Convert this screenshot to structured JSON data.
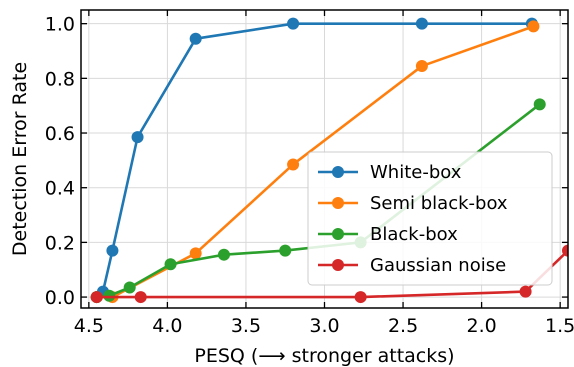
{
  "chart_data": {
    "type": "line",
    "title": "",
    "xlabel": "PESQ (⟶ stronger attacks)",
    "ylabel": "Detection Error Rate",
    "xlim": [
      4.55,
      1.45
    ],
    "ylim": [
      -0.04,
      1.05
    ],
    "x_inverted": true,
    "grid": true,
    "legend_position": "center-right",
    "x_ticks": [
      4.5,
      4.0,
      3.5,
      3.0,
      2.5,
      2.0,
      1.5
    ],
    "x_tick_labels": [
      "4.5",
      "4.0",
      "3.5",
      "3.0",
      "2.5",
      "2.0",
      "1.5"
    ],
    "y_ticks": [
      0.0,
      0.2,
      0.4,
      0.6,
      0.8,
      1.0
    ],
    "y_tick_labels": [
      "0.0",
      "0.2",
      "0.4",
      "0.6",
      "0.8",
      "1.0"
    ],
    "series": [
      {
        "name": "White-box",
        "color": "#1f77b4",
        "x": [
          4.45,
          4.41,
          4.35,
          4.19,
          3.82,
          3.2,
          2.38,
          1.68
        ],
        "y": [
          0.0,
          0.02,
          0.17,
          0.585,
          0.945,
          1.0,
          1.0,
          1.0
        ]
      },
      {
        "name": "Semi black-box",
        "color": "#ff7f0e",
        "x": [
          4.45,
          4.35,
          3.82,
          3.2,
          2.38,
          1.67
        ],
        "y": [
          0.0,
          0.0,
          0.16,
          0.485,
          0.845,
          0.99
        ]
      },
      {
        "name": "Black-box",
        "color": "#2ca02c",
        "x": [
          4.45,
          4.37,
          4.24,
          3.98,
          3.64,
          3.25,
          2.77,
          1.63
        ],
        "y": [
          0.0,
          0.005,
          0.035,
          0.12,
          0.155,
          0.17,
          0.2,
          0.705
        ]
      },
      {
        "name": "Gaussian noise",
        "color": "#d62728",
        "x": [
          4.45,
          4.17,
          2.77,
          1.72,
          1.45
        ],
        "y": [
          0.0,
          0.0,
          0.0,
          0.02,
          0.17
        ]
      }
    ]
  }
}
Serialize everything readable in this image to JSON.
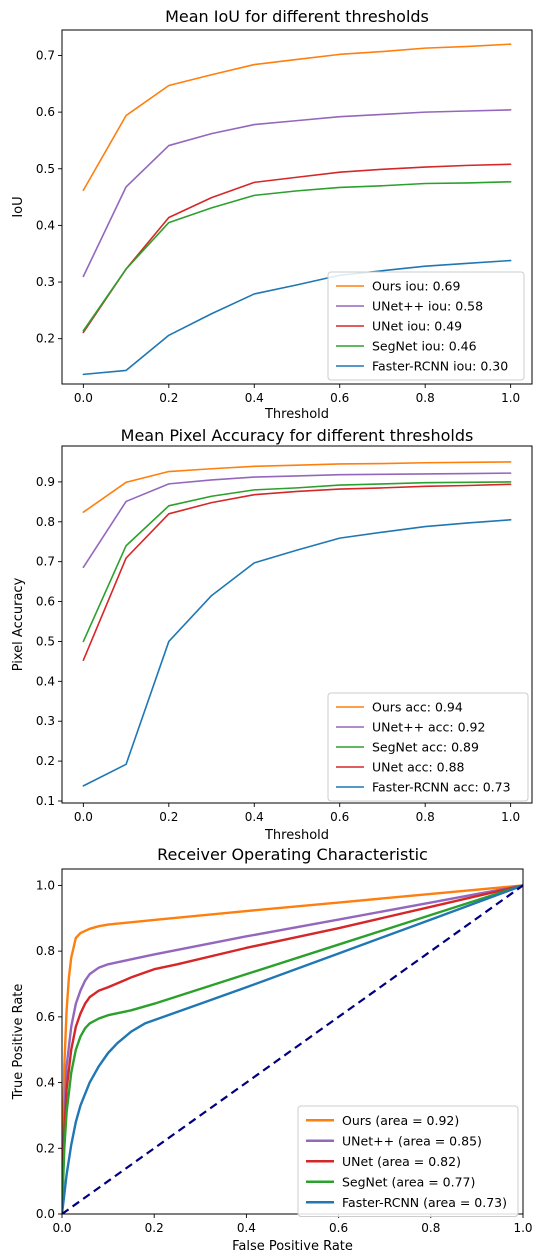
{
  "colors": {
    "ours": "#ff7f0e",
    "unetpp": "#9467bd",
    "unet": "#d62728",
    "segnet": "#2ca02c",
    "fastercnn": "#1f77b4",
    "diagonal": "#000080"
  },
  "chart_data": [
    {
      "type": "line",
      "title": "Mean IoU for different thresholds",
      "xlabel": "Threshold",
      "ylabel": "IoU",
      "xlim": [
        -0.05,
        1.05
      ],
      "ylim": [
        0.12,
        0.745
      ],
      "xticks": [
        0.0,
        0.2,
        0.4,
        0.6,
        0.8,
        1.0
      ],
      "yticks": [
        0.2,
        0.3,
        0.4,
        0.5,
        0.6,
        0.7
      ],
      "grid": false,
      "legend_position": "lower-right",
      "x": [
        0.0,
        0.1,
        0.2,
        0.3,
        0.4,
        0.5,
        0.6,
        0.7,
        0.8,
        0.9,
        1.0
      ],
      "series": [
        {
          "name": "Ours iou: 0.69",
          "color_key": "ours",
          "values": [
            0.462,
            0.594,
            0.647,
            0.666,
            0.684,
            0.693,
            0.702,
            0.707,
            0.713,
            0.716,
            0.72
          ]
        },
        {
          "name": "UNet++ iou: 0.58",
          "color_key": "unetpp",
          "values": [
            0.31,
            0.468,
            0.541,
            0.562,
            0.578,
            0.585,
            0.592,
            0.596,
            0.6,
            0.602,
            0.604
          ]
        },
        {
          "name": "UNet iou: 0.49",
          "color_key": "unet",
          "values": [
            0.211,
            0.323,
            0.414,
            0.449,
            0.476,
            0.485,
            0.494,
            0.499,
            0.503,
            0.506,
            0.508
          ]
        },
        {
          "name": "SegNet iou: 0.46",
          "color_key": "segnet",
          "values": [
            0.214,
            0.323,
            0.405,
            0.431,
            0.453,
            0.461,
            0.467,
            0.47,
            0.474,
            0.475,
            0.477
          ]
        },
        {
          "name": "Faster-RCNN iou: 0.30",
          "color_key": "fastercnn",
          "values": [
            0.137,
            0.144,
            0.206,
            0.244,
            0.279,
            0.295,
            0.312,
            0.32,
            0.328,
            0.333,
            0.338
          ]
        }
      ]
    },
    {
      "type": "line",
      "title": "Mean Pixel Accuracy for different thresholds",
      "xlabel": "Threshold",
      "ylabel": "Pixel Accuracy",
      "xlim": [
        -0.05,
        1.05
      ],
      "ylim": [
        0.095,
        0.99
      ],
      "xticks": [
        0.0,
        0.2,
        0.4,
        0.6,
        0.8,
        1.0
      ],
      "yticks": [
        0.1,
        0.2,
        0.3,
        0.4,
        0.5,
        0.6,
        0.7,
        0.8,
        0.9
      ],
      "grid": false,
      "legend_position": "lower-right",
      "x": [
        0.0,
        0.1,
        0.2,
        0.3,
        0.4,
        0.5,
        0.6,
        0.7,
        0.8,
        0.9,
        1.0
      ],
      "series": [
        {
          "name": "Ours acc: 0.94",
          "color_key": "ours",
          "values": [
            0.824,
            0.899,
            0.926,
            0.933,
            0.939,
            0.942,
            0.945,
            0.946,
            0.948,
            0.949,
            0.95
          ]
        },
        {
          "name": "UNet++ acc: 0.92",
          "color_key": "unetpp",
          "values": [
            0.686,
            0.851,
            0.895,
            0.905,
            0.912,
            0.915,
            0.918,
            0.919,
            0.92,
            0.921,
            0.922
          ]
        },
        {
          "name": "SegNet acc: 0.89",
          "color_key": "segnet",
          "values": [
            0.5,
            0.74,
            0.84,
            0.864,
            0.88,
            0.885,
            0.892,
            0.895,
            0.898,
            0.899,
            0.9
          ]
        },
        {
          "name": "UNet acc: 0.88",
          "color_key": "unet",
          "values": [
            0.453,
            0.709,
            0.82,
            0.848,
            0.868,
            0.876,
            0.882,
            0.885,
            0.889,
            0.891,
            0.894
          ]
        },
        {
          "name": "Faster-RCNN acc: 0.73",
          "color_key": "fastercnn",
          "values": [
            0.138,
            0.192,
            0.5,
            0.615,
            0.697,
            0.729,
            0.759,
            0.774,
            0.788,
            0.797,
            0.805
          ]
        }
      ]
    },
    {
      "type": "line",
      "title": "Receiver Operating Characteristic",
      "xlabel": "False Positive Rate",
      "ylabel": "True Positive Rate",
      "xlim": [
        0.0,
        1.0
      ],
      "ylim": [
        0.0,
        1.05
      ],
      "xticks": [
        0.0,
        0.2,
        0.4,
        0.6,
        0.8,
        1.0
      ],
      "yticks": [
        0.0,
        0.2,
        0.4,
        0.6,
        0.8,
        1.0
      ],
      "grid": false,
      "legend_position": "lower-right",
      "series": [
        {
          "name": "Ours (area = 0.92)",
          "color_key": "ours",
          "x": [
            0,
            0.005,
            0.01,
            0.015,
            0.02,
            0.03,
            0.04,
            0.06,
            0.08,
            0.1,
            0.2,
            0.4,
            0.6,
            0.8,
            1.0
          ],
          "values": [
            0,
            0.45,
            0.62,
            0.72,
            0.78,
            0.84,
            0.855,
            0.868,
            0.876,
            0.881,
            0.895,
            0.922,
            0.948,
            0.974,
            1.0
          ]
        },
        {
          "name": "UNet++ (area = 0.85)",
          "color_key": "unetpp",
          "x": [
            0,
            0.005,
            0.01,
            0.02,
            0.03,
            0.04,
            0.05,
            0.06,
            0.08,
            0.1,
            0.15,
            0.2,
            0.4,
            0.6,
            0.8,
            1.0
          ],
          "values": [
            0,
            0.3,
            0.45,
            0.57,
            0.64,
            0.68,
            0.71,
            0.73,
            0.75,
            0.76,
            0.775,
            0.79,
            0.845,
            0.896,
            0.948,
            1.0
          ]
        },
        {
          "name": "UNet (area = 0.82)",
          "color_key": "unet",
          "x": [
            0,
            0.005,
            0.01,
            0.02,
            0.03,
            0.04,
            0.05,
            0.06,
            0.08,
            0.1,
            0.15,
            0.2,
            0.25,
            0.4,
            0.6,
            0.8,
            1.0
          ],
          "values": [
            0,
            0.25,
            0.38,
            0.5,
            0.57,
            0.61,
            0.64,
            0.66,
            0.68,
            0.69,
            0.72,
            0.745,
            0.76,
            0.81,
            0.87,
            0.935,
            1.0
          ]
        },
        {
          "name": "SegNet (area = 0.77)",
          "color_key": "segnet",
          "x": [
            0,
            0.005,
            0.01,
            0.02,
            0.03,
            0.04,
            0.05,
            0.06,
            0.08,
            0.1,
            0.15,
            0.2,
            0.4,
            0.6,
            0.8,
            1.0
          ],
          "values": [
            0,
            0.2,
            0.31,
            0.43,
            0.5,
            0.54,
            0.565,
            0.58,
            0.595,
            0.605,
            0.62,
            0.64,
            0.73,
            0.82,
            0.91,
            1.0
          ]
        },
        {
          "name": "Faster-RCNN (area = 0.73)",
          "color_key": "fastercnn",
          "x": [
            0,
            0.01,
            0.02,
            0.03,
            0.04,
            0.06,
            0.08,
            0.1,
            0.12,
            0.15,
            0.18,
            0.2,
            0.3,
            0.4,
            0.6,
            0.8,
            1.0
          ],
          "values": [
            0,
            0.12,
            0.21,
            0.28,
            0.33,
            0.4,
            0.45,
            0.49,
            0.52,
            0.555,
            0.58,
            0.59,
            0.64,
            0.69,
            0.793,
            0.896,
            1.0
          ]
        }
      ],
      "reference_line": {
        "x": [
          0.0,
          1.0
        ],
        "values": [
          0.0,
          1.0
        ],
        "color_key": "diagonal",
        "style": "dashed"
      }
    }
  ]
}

------------

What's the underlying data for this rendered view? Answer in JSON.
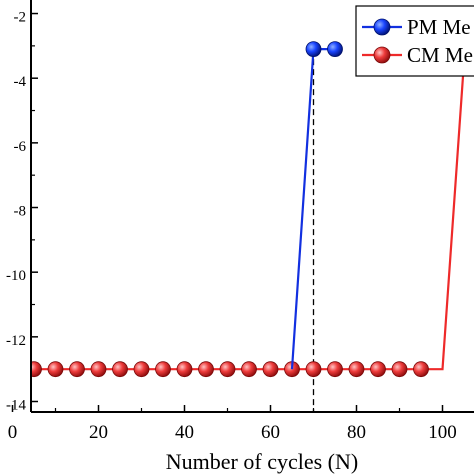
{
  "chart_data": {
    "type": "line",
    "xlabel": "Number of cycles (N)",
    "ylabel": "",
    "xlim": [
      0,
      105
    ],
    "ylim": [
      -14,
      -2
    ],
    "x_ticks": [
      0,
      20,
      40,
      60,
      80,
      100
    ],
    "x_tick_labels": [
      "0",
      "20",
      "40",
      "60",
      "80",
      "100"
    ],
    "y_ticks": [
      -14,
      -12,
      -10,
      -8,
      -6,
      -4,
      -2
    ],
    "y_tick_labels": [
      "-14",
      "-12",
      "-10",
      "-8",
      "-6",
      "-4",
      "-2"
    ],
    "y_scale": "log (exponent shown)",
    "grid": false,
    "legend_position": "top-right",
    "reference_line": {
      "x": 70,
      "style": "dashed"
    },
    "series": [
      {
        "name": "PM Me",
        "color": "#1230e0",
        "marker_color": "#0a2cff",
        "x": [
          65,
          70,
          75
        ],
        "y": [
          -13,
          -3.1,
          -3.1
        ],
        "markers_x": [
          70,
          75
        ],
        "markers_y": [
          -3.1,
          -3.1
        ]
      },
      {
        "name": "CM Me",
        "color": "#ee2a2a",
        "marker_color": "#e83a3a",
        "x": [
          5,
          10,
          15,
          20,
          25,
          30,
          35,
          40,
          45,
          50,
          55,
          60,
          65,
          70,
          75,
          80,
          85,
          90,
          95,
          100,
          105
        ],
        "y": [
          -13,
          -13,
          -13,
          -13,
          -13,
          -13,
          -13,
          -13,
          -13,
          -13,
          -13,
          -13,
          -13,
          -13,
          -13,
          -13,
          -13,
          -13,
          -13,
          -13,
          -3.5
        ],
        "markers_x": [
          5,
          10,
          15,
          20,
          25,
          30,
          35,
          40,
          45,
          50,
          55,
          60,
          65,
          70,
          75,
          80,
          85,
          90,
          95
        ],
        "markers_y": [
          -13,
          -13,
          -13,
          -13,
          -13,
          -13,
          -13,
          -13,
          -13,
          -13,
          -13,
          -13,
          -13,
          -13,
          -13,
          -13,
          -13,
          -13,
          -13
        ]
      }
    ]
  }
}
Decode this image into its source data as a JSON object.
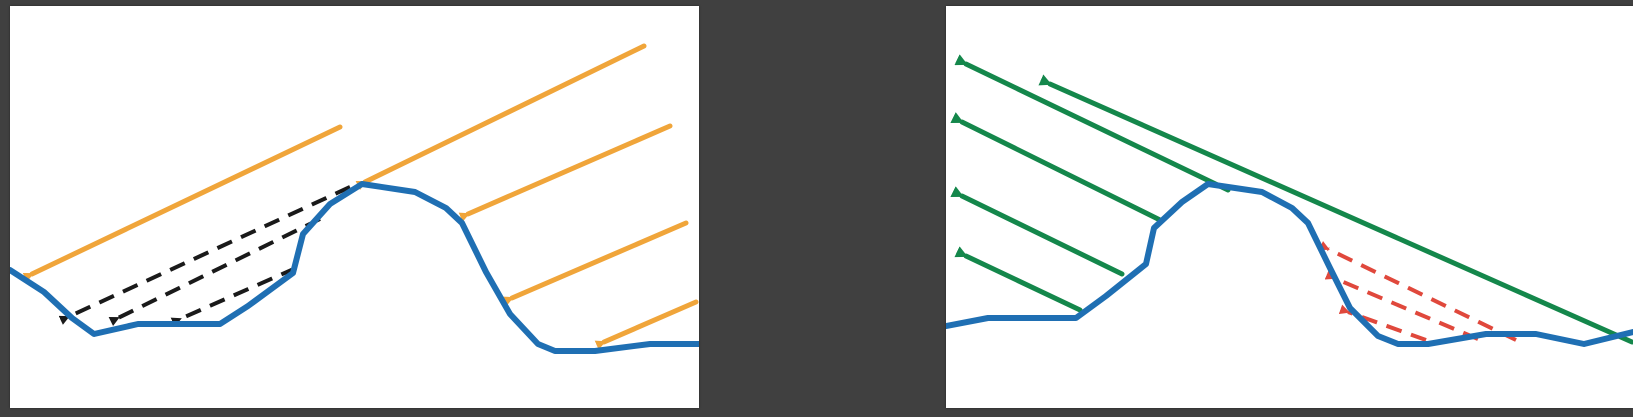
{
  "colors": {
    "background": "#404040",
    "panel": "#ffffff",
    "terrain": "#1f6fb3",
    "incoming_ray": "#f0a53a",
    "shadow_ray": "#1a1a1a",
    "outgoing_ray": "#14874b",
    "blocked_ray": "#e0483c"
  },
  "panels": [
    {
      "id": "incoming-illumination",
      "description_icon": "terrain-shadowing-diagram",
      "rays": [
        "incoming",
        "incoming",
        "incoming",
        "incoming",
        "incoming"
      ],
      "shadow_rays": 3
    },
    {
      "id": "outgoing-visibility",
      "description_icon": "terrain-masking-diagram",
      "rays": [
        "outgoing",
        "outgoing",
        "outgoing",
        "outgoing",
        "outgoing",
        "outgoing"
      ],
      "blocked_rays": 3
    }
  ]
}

------------

## Stated goal:
List each line in the listing that contains the string "diagram".

## Solution for this task:
      "description_icon": "terrain-shadowing-diagram",
      "description_icon": "terrain-masking-diagram",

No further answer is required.